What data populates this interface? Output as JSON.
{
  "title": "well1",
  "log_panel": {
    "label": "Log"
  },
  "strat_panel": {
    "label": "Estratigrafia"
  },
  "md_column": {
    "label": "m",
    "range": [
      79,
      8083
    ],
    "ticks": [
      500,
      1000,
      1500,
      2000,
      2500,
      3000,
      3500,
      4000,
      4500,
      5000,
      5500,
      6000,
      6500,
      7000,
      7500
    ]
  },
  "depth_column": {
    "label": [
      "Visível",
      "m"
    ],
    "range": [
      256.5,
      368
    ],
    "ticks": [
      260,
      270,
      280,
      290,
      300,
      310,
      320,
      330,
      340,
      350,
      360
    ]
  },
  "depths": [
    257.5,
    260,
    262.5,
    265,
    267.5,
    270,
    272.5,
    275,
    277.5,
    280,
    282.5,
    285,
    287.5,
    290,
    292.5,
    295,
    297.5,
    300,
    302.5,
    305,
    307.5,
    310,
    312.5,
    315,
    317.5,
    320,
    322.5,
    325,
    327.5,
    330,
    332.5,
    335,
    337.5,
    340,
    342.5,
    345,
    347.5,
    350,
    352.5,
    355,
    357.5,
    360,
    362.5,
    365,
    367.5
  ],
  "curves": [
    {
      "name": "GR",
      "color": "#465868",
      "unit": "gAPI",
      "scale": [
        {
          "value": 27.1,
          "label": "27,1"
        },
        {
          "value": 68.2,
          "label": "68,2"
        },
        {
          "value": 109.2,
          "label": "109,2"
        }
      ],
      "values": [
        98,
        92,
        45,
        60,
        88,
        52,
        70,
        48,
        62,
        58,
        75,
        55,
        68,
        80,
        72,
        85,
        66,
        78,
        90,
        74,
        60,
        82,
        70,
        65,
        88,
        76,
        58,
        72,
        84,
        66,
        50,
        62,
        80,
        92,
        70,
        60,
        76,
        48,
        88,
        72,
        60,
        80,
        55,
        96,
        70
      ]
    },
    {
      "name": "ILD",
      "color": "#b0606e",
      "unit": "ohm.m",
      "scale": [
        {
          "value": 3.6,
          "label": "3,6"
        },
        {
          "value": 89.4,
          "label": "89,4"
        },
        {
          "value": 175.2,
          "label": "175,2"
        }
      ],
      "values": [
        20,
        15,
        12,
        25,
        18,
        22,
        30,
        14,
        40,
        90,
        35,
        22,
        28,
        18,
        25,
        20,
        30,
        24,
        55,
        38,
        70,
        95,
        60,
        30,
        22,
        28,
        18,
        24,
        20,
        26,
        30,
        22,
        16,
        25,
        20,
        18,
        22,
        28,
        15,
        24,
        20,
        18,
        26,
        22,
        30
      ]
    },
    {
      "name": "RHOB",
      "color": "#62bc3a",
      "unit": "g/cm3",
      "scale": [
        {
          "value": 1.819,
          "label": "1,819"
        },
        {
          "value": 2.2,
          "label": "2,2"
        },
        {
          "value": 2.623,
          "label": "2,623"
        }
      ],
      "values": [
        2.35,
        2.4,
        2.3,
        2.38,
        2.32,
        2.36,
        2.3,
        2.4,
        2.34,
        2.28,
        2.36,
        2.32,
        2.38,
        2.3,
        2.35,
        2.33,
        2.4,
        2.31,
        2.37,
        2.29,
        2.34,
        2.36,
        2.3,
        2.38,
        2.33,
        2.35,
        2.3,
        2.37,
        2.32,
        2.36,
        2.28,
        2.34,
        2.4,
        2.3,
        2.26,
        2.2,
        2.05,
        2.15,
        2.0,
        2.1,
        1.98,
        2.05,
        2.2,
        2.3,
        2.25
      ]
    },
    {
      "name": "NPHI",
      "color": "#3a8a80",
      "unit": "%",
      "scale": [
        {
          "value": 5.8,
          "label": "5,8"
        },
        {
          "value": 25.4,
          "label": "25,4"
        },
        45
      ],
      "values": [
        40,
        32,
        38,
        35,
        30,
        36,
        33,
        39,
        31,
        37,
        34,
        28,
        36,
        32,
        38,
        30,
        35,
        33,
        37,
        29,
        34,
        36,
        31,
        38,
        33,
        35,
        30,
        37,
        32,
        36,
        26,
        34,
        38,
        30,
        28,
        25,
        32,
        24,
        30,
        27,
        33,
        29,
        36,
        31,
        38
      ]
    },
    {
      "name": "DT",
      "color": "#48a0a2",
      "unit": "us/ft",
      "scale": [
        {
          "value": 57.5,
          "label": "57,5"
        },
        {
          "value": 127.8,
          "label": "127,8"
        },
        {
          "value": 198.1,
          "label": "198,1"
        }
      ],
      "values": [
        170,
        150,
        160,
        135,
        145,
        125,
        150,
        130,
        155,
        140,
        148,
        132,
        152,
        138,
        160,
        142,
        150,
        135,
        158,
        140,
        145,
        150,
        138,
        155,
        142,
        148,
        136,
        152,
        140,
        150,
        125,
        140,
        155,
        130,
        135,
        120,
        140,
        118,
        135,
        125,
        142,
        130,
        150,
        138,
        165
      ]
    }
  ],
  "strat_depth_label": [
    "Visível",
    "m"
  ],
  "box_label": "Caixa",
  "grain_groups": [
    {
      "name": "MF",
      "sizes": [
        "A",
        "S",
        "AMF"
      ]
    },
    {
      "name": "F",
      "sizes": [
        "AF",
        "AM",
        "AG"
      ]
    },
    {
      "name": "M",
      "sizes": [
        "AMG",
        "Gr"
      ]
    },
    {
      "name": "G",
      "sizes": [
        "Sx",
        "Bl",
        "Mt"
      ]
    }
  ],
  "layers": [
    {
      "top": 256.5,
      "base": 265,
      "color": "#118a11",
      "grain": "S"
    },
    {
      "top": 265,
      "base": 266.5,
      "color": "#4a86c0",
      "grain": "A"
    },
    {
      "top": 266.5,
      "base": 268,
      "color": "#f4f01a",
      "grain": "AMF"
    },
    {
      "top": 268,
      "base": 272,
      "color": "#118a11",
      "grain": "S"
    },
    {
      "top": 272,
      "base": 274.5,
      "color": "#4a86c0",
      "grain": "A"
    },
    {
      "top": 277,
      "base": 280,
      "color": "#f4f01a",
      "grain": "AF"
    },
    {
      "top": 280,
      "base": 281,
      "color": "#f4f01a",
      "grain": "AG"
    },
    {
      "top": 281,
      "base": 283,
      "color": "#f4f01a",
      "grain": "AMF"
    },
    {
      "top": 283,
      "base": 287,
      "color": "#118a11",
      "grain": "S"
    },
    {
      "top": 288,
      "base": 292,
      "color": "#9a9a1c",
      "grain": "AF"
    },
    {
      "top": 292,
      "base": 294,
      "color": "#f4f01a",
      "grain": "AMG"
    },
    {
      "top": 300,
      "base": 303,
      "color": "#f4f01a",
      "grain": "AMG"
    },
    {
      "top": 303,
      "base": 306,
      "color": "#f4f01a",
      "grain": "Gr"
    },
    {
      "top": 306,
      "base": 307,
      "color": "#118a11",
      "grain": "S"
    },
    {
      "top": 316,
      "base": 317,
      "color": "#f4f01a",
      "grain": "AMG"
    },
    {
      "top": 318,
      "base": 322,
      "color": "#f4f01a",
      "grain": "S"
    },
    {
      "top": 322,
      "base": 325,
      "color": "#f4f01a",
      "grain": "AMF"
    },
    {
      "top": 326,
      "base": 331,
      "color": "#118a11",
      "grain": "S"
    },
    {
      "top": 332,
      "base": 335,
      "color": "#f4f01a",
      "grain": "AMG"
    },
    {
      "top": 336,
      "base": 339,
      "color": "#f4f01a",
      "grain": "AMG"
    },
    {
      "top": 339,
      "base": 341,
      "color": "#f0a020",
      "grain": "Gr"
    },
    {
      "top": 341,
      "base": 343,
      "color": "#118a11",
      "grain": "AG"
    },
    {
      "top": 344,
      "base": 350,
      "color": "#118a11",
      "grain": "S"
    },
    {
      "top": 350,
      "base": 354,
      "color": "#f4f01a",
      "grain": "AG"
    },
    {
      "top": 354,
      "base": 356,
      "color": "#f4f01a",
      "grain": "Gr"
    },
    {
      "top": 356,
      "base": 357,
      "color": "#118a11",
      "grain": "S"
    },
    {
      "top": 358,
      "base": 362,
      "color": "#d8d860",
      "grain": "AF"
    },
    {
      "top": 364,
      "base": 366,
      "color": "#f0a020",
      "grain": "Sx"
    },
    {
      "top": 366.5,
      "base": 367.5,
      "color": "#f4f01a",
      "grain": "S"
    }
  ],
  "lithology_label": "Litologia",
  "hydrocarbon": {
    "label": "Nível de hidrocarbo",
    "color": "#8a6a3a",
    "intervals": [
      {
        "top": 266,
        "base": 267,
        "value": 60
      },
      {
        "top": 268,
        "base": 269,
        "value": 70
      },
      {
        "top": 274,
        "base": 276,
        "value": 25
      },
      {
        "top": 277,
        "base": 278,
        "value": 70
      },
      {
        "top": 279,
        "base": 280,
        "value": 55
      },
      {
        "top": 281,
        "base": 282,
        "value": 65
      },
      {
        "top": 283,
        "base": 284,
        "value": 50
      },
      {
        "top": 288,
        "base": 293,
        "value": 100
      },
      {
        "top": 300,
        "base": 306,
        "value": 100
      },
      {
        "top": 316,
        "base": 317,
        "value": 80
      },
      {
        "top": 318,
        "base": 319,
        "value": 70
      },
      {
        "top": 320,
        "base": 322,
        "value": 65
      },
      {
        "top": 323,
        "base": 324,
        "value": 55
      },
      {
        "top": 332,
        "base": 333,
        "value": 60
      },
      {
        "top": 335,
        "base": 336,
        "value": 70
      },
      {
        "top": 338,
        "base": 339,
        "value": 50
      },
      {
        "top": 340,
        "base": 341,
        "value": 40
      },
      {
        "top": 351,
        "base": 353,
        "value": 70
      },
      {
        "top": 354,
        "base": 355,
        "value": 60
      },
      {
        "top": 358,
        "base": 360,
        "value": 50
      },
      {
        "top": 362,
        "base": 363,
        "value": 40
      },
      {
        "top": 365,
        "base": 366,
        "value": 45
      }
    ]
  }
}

◆ ◆ ◆ ◆ ◆ ◆ ◆

Filter the records above for lines containing the word "unit", and copy those lines.

      "unit": "gAPI",
      "unit": "ohm.m",
      "unit": "g/cm3",
      "unit": "%",
      "unit": "us/ft",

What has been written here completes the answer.